# [What is needed]
Repeat each line word for word.

::::::::::

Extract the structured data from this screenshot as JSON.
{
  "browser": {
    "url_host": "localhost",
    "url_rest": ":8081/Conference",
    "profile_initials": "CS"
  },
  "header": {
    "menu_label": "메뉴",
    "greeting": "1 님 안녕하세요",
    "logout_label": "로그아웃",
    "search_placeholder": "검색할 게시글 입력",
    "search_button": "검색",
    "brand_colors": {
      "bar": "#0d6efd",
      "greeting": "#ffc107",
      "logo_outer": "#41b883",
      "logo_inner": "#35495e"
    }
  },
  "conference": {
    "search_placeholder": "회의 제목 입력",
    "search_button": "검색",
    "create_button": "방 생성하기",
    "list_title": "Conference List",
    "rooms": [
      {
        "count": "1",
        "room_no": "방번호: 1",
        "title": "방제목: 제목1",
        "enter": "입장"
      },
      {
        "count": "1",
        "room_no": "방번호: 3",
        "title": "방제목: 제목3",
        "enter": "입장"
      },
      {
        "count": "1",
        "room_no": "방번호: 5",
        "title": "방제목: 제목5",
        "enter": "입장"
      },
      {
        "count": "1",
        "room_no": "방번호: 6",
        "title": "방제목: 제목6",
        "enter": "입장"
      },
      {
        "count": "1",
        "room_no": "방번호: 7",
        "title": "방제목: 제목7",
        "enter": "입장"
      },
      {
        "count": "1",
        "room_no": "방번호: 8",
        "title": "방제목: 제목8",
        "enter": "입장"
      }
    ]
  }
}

::::::::::

# [Result]
Extract the structured data from this screenshot as JSON.
{
  "browser": {
    "url_host": "localhost",
    "url_rest": ":8081/Conference",
    "profile_initials": "CS"
  },
  "header": {
    "menu_label": "메뉴",
    "greeting": "1 님 안녕하세요",
    "logout_label": "로그아웃",
    "search_placeholder": "검색할 게시글 입력",
    "search_button": "검색",
    "brand_colors": {
      "bar": "#0d6efd",
      "greeting": "#ffc107",
      "logo_outer": "#41b883",
      "logo_inner": "#35495e"
    }
  },
  "conference": {
    "search_placeholder": "회의 제목 입력",
    "search_button": "검색",
    "create_button": "방 생성하기",
    "list_title": "Conference List",
    "rooms": [
      {
        "count": "1",
        "room_no": "방번호: 1",
        "title": "방제목: 제목1",
        "enter": "입장"
      },
      {
        "count": "1",
        "room_no": "방번호: 3",
        "title": "방제목: 제목3",
        "enter": "입장"
      },
      {
        "count": "1",
        "room_no": "방번호: 5",
        "title": "방제목: 제목5",
        "enter": "입장"
      },
      {
        "count": "1",
        "room_no": "방번호: 6",
        "title": "방제목: 제목6",
        "enter": "입장"
      },
      {
        "count": "1",
        "room_no": "방번호: 7",
        "title": "방제목: 제목7",
        "enter": "입장"
      },
      {
        "count": "1",
        "room_no": "방번호: 8",
        "title": "방제목: 제목8",
        "enter": "입장"
      }
    ]
  }
}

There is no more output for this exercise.